* [Job]
Identify the lines bearing the string "steps" and gather them.

— START OF Information provided —

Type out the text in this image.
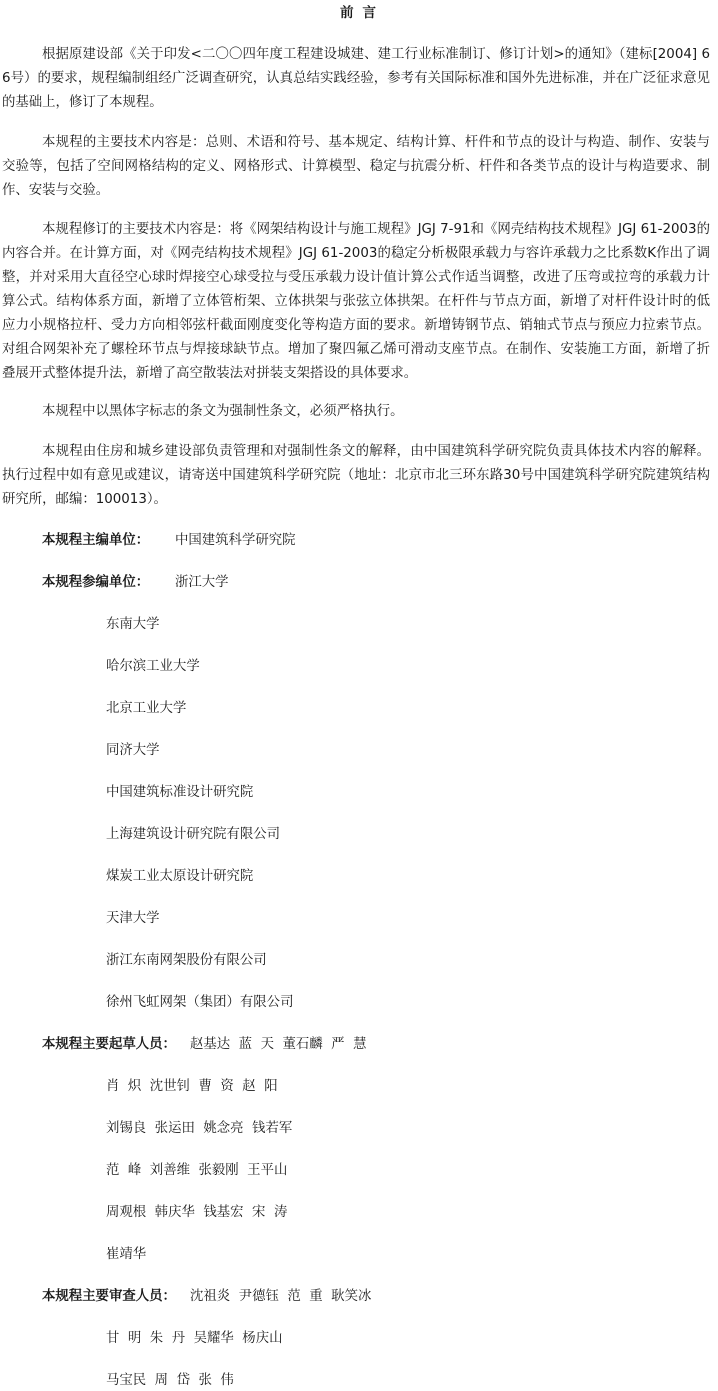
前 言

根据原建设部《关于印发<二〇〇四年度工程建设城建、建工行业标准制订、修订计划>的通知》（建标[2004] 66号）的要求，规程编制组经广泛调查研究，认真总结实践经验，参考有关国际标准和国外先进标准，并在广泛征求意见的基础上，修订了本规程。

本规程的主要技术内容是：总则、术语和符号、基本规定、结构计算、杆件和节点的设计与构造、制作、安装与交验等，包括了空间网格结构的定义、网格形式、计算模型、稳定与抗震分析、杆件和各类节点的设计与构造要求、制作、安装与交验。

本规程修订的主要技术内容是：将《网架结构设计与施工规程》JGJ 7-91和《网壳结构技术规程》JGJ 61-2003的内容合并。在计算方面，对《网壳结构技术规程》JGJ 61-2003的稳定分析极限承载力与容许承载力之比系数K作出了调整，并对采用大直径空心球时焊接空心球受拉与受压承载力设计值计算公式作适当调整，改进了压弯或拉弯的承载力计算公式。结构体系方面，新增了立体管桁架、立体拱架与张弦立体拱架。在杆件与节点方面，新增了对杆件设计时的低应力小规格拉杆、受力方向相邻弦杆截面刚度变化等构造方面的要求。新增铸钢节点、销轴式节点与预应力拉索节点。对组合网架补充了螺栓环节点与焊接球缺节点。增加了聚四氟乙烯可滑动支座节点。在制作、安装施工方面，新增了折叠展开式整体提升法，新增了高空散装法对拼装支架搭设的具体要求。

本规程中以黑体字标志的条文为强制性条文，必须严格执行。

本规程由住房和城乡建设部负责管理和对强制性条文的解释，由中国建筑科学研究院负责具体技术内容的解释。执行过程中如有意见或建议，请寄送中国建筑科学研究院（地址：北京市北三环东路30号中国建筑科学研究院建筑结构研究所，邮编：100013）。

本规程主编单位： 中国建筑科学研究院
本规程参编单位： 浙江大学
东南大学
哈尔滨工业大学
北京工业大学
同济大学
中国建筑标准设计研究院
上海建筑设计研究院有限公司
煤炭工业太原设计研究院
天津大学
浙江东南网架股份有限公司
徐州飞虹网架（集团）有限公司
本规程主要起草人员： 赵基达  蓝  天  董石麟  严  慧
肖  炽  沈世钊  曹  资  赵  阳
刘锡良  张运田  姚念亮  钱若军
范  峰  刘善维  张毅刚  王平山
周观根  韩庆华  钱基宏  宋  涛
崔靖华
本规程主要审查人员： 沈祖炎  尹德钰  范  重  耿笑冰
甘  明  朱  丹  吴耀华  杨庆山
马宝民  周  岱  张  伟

— END OF Information provided —
— START OF Information provided —

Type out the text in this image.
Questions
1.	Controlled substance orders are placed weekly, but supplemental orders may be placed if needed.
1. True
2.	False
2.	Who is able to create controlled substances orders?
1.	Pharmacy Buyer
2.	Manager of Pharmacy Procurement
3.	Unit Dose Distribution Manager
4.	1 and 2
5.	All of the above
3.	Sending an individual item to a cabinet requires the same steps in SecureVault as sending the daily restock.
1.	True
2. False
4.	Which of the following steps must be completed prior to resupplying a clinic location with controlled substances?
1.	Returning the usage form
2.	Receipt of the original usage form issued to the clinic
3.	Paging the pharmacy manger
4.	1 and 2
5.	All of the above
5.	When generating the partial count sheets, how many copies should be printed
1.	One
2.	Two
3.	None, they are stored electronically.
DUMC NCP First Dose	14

— END OF Information provided —

* [Written solution]
3.	Sending an individual item to a cabinet requires the same steps in SecureVault as sending the daily restock.
4.	Which of the following steps must be completed prior to resupplying a clinic location with controlled substances?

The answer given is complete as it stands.